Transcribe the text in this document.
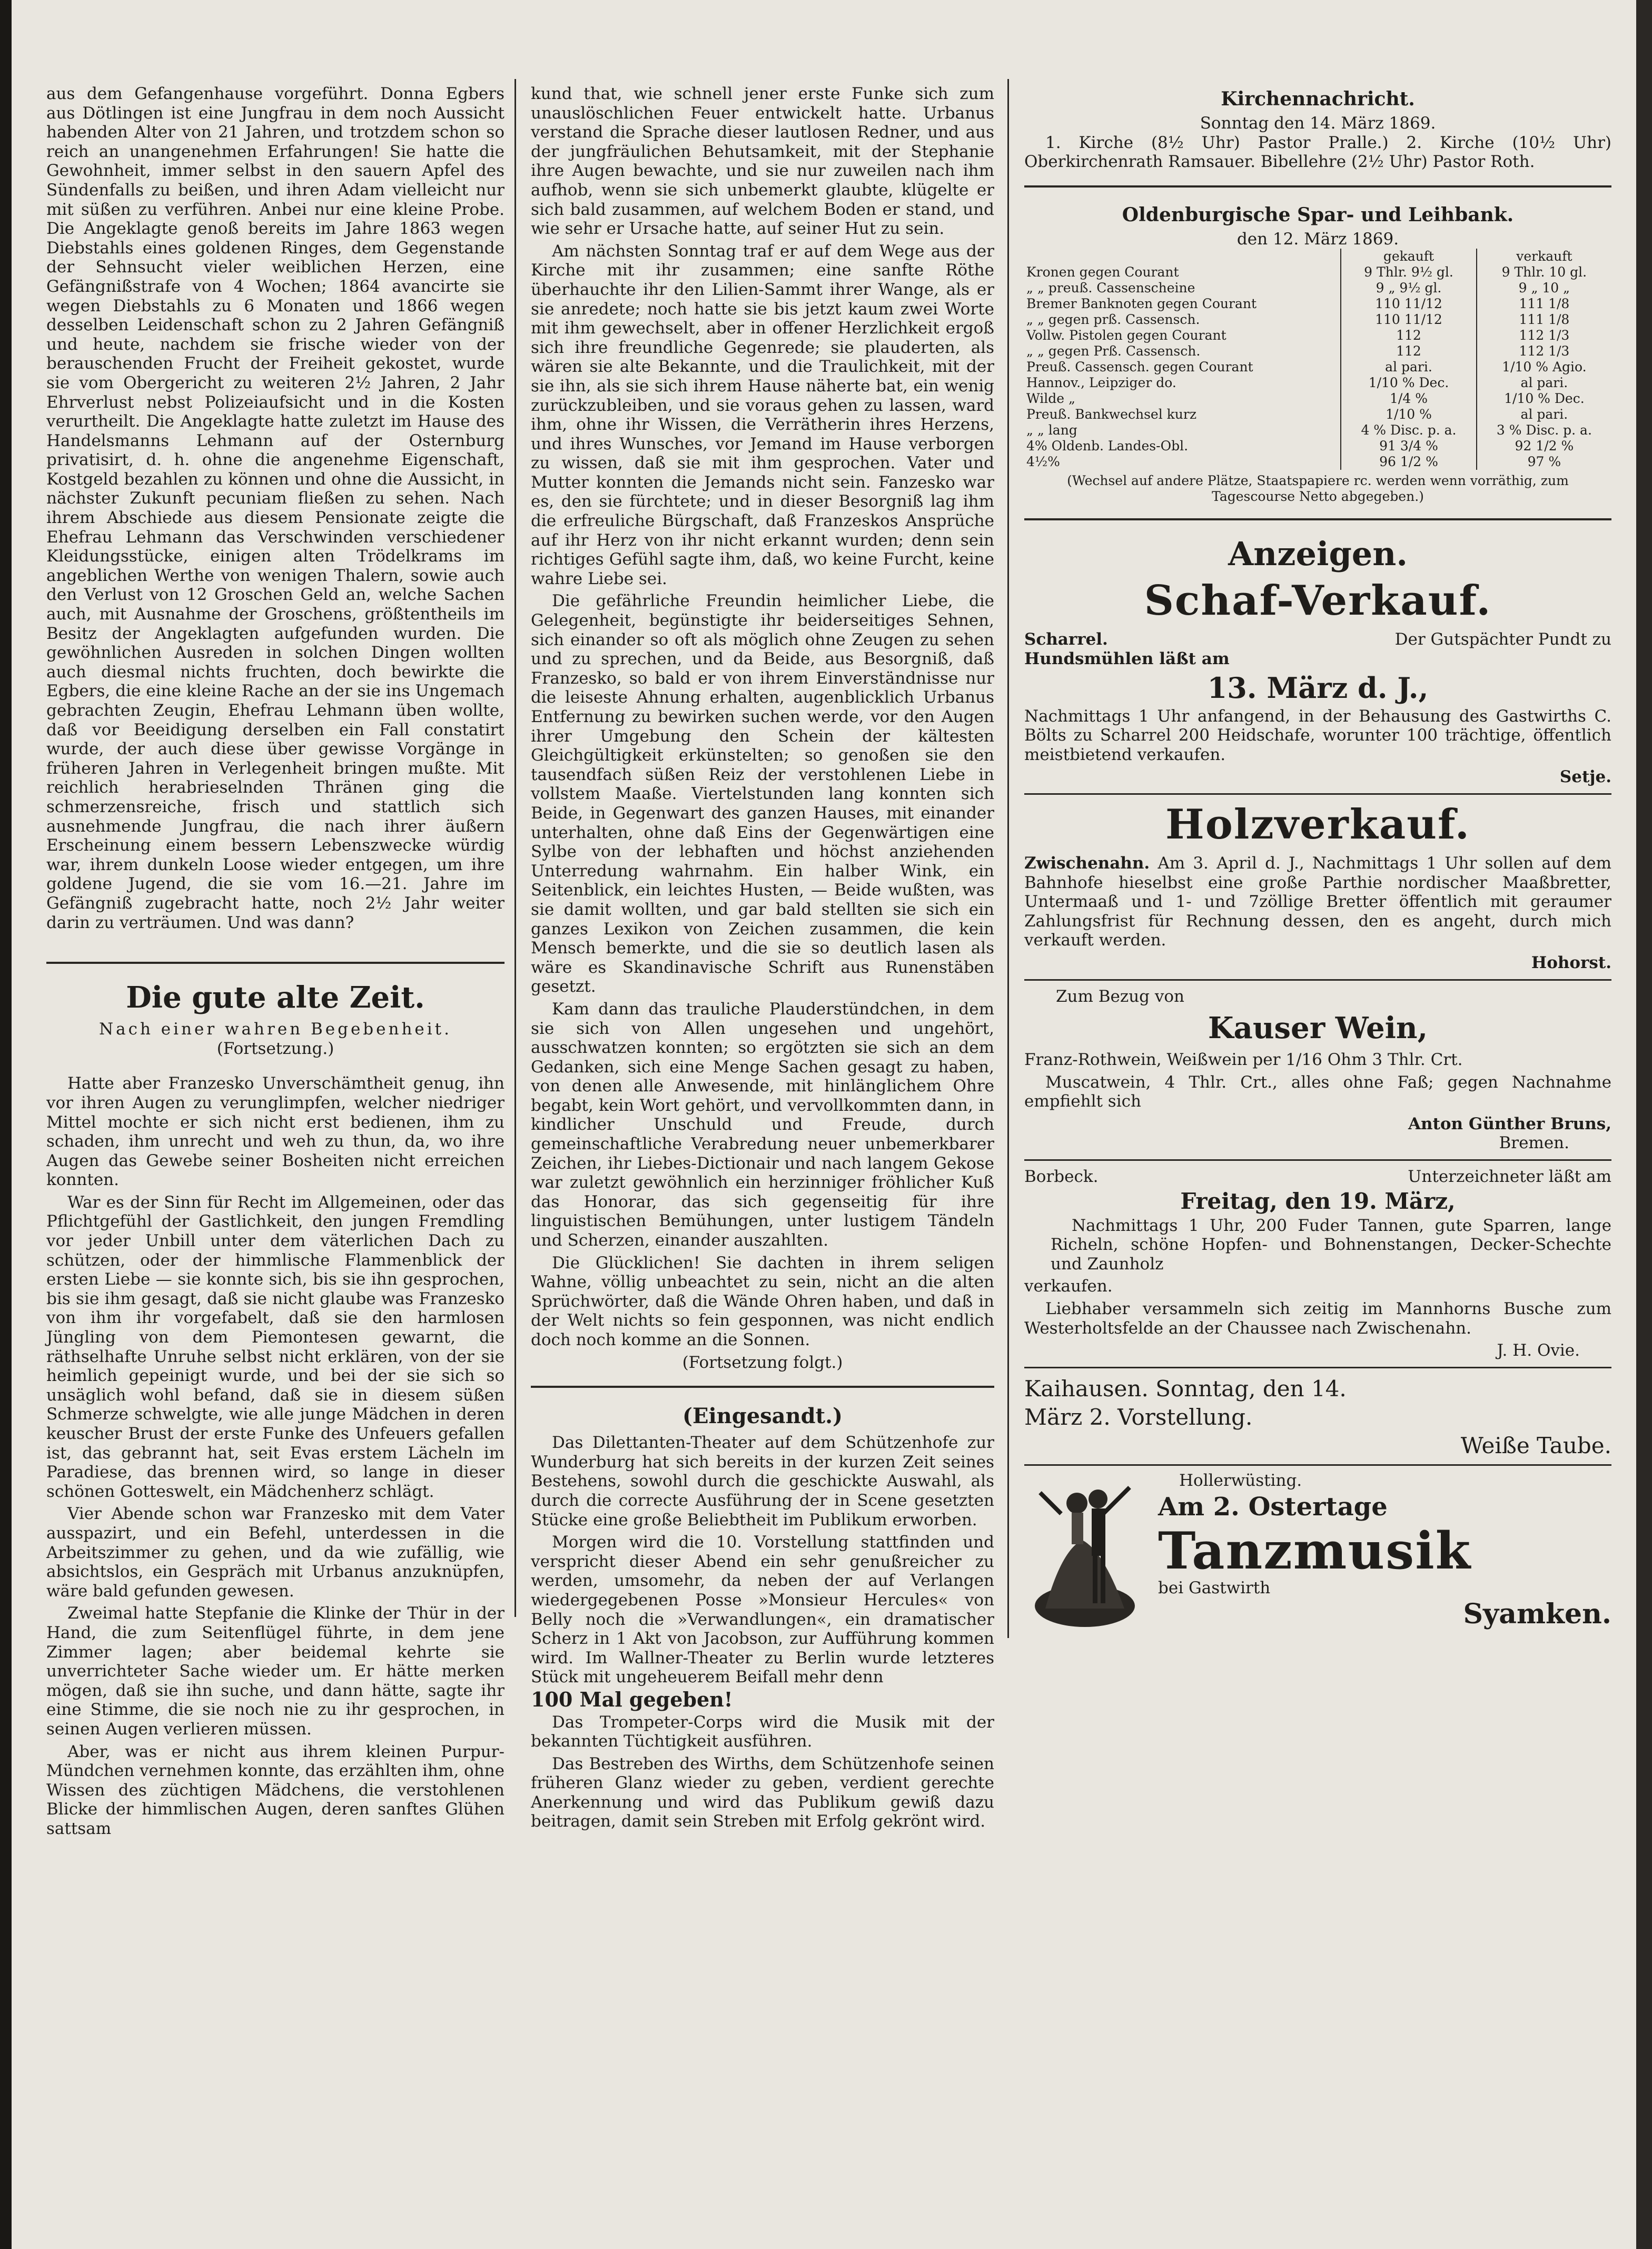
aus dem Gefangenhause vorgeführt. Donna Egbers aus Dötlingen ist eine Jungfrau in dem noch Aussicht habenden Alter von 21 Jahren, und trotzdem schon so reich an unangenehmen Erfahrungen! Sie hatte die Gewohnheit, immer selbst in den sauern Apfel des Sündenfalls zu beißen, und ihren Adam vielleicht nur mit süßen zu verführen. Anbei nur eine kleine Probe. Die Angeklagte genoß bereits im Jahre 1863 wegen Diebstahls eines goldenen Ringes, dem Gegenstande der Sehnsucht vieler weiblichen Herzen, eine Gefängnißstrafe von 4 Wochen; 1864 avancirte sie wegen Diebstahls zu 6 Monaten und 1866 wegen desselben Leidenschaft schon zu 2 Jahren Gefängniß und heute, nachdem sie frische wieder von der berauschenden Frucht der Freiheit gekostet, wurde sie vom Obergericht zu weiteren 2½ Jahren, 2 Jahr Ehrverlust nebst Polizeiaufsicht und in die Kosten verurtheilt. Die Angeklagte hatte zuletzt im Hause des Handelsmanns Lehmann auf der Osternburg privatisirt, d. h. ohne die angenehme Eigenschaft, Kostgeld bezahlen zu können und ohne die Aussicht, in nächster Zukunft pecuniam fließen zu sehen. Nach ihrem Abschiede aus diesem Pensionate zeigte die Ehefrau Lehmann das Verschwinden verschiedener Kleidungsstücke, einigen alten Trödelkrams im angeblichen Werthe von wenigen Thalern, sowie auch den Verlust von 12 Groschen Geld an, welche Sachen auch, mit Ausnahme der Groschens, größtentheils im Besitz der Angeklagten aufgefunden wurden. Die gewöhnlichen Ausreden in solchen Dingen wollten auch diesmal nichts fruchten, doch bewirkte die Egbers, die eine kleine Rache an der sie ins Ungemach gebrachten Zeugin, Ehefrau Lehmann üben wollte, daß vor Beeidigung derselben ein Fall constatirt wurde, der auch diese über gewisse Vorgänge in früheren Jahren in Verlegenheit bringen mußte. Mit reichlich herabrieselnden Thränen ging die schmerzensreiche, frisch und stattlich sich ausnehmende Jungfrau, die nach ihrer äußern Erscheinung einem bessern Lebenszwecke würdig war, ihrem dunkeln Loose wieder entgegen, um ihre goldene Jugend, die sie vom 16.—21. Jahre im Gefängniß zugebracht hatte, noch 2½ Jahr weiter darin zu verträumen. Und was dann?

Die gute alte Zeit.
Nach einer wahren Begebenheit.
(Fortsetzung.)

Hatte aber Franzesko Unverschämtheit genug, ihn vor ihren Augen zu verunglimpfen, welcher niedriger Mittel mochte er sich nicht erst bedienen, ihm zu schaden, ihm unrecht und weh zu thun, da, wo ihre Augen das Gewebe seiner Bosheiten nicht erreichen konnten.

War es der Sinn für Recht im Allgemeinen, oder das Pflichtgefühl der Gastlichkeit, den jungen Fremdling vor jeder Unbill unter dem väterlichen Dach zu schützen, oder der himmlische Flammenblick der ersten Liebe — sie konnte sich, bis sie ihn gesprochen, bis sie ihm gesagt, daß sie nicht glaube was Franzesko von ihm ihr vorgefabelt, daß sie den harmlosen Jüngling von dem Piemontesen gewarnt, die räthselhafte Unruhe selbst nicht erklären, von der sie heimlich gepeinigt wurde, und bei der sie sich so unsäglich wohl befand, daß sie in diesem süßen Schmerze schwelgte, wie alle junge Mädchen in deren keuscher Brust der erste Funke des Unfeuers gefallen ist, das gebrannt hat, seit Evas erstem Lächeln im Paradiese, das brennen wird, so lange in dieser schönen Gotteswelt, ein Mädchenherz schlägt.

Vier Abende schon war Franzesko mit dem Vater ausspazirt, und ein Befehl, unterdessen in die Arbeitszimmer zu gehen, und da wie zufällig, wie absichtslos, ein Gespräch mit Urbanus anzuknüpfen, wäre bald gefunden gewesen.

Zweimal hatte Stepfanie die Klinke der Thür in der Hand, die zum Seitenflügel führte, in dem jene Zimmer lagen; aber beidemal kehrte sie unverrichteter Sache wieder um. Er hätte merken mögen, daß sie ihn suche, und dann hätte, sagte ihr eine Stimme, die sie noch nie zu ihr gesprochen, in seinen Augen verlieren müssen.

Aber, was er nicht aus ihrem kleinen Purpur-Mündchen vernehmen konnte, das erzählten ihm, ohne Wissen des züchtigen Mädchens, die verstohlenen Blicke der himmlischen Augen, deren sanftes Glühen sattsam

kund that, wie schnell jener erste Funke sich zum unauslöschlichen Feuer entwickelt hatte. Urbanus verstand die Sprache dieser lautlosen Redner, und aus der jungfräulichen Behutsamkeit, mit der Stephanie ihre Augen bewachte, und sie nur zuweilen nach ihm aufhob, wenn sie sich unbemerkt glaubte, klügelte er sich bald zusammen, auf welchem Boden er stand, und wie sehr er Ursache hatte, auf seiner Hut zu sein.

Am nächsten Sonntag traf er auf dem Wege aus der Kirche mit ihr zusammen; eine sanfte Röthe überhauchte ihr den Lilien-Sammt ihrer Wange, als er sie anredete; noch hatte sie bis jetzt kaum zwei Worte mit ihm gewechselt, aber in offener Herzlichkeit ergoß sich ihre freundliche Gegenrede; sie plauderten, als wären sie alte Bekannte, und die Traulichkeit, mit der sie ihn, als sie sich ihrem Hause näherte bat, ein wenig zurückzubleiben, und sie voraus gehen zu lassen, ward ihm, ohne ihr Wissen, die Verrätherin ihres Herzens, und ihres Wunsches, vor Jemand im Hause verborgen zu wissen, daß sie mit ihm gesprochen. Vater und Mutter konnten die Jemands nicht sein. Fanzesko war es, den sie fürchtete; und in dieser Besorgniß lag ihm die erfreuliche Bürgschaft, daß Franzeskos Ansprüche auf ihr Herz von ihr nicht erkannt wurden; denn sein richtiges Gefühl sagte ihm, daß, wo keine Furcht, keine wahre Liebe sei.

Die gefährliche Freundin heimlicher Liebe, die Gelegenheit, begünstigte ihr beiderseitiges Sehnen, sich einander so oft als möglich ohne Zeugen zu sehen und zu sprechen, und da Beide, aus Besorgniß, daß Franzesko, so bald er von ihrem Einverständnisse nur die leiseste Ahnung erhalten, augenblicklich Urbanus Entfernung zu bewirken suchen werde, vor den Augen ihrer Umgebung den Schein der kältesten Gleichgültigkeit erkünstelten; so genoßen sie den tausendfach süßen Reiz der verstohlenen Liebe in vollstem Maaße. Viertelstunden lang konnten sich Beide, in Gegenwart des ganzen Hauses, mit einander unterhalten, ohne daß Eins der Gegenwärtigen eine Sylbe von der lebhaften und höchst anziehenden Unterredung wahrnahm. Ein halber Wink, ein Seitenblick, ein leichtes Husten, — Beide wußten, was sie damit wollten, und gar bald stellten sie sich ein ganzes Lexikon von Zeichen zusammen, die kein Mensch bemerkte, und die sie so deutlich lasen als wäre es Skandinavische Schrift aus Runenstäben gesetzt.

Kam dann das trauliche Plauderstündchen, in dem sie sich von Allen ungesehen und ungehört, ausschwatzen konnten; so ergötzten sie sich an dem Gedanken, sich eine Menge Sachen gesagt zu haben, von denen alle Anwesende, mit hinlänglichem Ohre begabt, kein Wort gehört, und vervollkommten dann, in kindlicher Unschuld und Freude, durch gemeinschaftliche Verabredung neuer unbemerkbarer Zeichen, ihr Liebes-Dictionair und nach langem Gekose war zuletzt gewöhnlich ein herzinniger fröhlicher Kuß das Honorar, das sich gegenseitig für ihre linguistischen Bemühungen, unter lustigem Tändeln und Scherzen, einander auszahlten.

Die Glücklichen! Sie dachten in ihrem seligen Wahne, völlig unbeachtet zu sein, nicht an die alten Sprüchwörter, daß die Wände Ohren haben, und daß in der Welt nichts so fein gesponnen, was nicht endlich doch noch komme an die Sonnen.

(Fortsetzung folgt.)
(Eingesandt.)

Das Dilettanten-Theater auf dem Schützenhofe zur Wunderburg hat sich bereits in der kurzen Zeit seines Bestehens, sowohl durch die geschickte Auswahl, als durch die correcte Ausführung der in Scene gesetzten Stücke eine große Beliebtheit im Publikum erworben.

Morgen wird die 10. Vorstellung stattfinden und verspricht dieser Abend ein sehr genußreicher zu werden, umsomehr, da neben der auf Verlangen wiedergegebenen Posse »Monsieur Hercules« von Belly noch die »Verwandlungen«, ein dramatischer Scherz in 1 Akt von Jacobson, zur Aufführung kommen wird. Im Wallner-Theater zu Berlin wurde letzteres Stück mit ungeheuerem Beifall mehr denn

100 Mal gegeben!

Das Trompeter-Corps wird die Musik mit der bekannten Tüchtigkeit ausführen.

Das Bestreben des Wirths, dem Schützenhofe seinen früheren Glanz wieder zu geben, verdient gerechte Anerkennung und wird das Publikum gewiß dazu beitragen, damit sein Streben mit Erfolg gekrönt wird.

Kirchennachricht.
Sonntag den 14. März 1869.

1. Kirche (8½ Uhr) Pastor Pralle.) 2. Kirche (10½ Uhr) Oberkirchenrath Ramsauer. Bibellehre (2½ Uhr) Pastor Roth.

Oldenburgische Spar- und Leihbank.
den 12. März 1869.
	gekauft	verkauft
Kronen gegen Courant	9 Thlr. 9½ gl.	9 Thlr. 10 gl.
„ „ preuß. Cassenscheine	9 „ 9½ gl.	9 „ 10 „
Bremer Banknoten gegen Courant	110 11/12	111 1/8
„ „ gegen prß. Cassensch.	110 11/12	111 1/8
Vollw. Pistolen gegen Courant	112	112 1/3
„ „ gegen Prß. Cassensch.	112	112 1/3
Preuß. Cassensch. gegen Courant	al pari.	1/10 % Agio.
Hannov., Leipziger do.	1/10 % Dec.	al pari.
Wilde „	1/4 %	1/10 % Dec.
Preuß. Bankwechsel kurz	1/10 %	al pari.
„ „ lang	4 % Disc. p. a.	3 % Disc. p. a.
4% Oldenb. Landes-Obl.	91 3/4 %	92 1/2 %
4½%	96 1/2 %	97 %
(Wechsel auf andere Plätze, Staatspapiere rc. werden wenn vorräthig, zum Tagescourse Netto abgegeben.)
Anzeigen.
Schaf-Verkauf.
Scharrel.	Der Gutspächter Pundt zu
Hundsmühlen läßt am
13. März d. J.,

Nachmittags 1 Uhr anfangend, in der Behausung des Gastwirths C. Bölts zu Scharrel 200 Heidschafe, worunter 100 trächtige, öffentlich meistbietend verkaufen.

Setje.
Holzverkauf.

Zwischenahn. Am 3. April d. J., Nachmittags 1 Uhr sollen auf dem Bahnhofe hieselbst eine große Parthie nordischer Maaßbretter, Untermaaß und 1- und 7zöllige Bretter öffentlich mit geraumer Zahlungsfrist für Rechnung dessen, den es angeht, durch mich verkauft werden.

Hohorst.
Zum Bezug von
Kauser Wein,

Franz-Rothwein, Weißwein per 1/16 Ohm 3 Thlr. Crt.

Muscatwein, 4 Thlr. Crt., alles ohne Faß; gegen Nachnahme empfiehlt sich

Anton Günther Bruns,
Bremen.
Borbeck.	Unterzeichneter läßt am
Freitag, den 19. März,

Nachmittags 1 Uhr, 200 Fuder Tannen, gute Sparren, lange Richeln, schöne Hopfen- und Bohnenstangen, Decker-Schechte und Zaunholz

verkaufen.

Liebhaber versammeln sich zeitig im Mannhorns Busche zum Westerholtsfelde an der Chaussee nach Zwischenahn.

J. H. Ovie.
Kaihausen. Sonntag, den 14.
März 2. Vorstellung.
Weiße Taube.
Hollerwüsting.
Am 2. Ostertage
Tanzmusik
bei Gastwirth
Syamken.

→ **WORK TO BE COMPLETED**
Copy each line of the entries that includes the word "gesagt".

→ **TASK ANSWER**
War es der Sinn für Recht im Allgemeinen, oder das Pflichtgefühl der Gastlichkeit, den jungen Fremdling vor jeder Unbill unter dem väterlichen Dach zu schützen, oder der himmlische Flammenblick der ersten Liebe — sie konnte sich, bis sie ihn gesprochen, bis sie ihm gesagt, daß sie nicht glaube was Franzesko von ihm ihr vorgefabelt, daß sie den harmlosen Jüngling von dem Piemontesen gewarnt, die räthselhafte Unruhe selbst nicht erklären, von der sie heimlich gepeinigt wurde, und bei der sie sich so unsäglich wohl befand, daß sie in diesem süßen Schmerze schwelgte, wie alle junge Mädchen in deren keuscher Brust der erste Funke des Unfeuers gefallen ist, das gebrannt hat, seit Evas erstem Lächeln im Paradiese, das brennen wird, so lange in dieser schönen Gotteswelt, ein Mädchenherz schlägt.
Kam dann das trauliche Plauderstündchen, in dem sie sich von Allen ungesehen und ungehört, ausschwatzen konnten; so ergötzten sie sich an dem Gedanken, sich eine Menge Sachen gesagt zu haben, von denen alle Anwesende, mit hinlänglichem Ohre begabt, kein Wort gehört, und vervollkommten dann, in kindlicher Unschuld und Freude, durch gemeinschaftliche Verabredung neuer unbemerkbarer Zeichen, ihr Liebes-Dictionair und nach langem Gekose war zuletzt gewöhnlich ein herzinniger fröhlicher Kuß das Honorar, das sich gegenseitig für ihre linguistischen Bemühungen, unter lustigem Tändeln und Scherzen, einander auszahlten.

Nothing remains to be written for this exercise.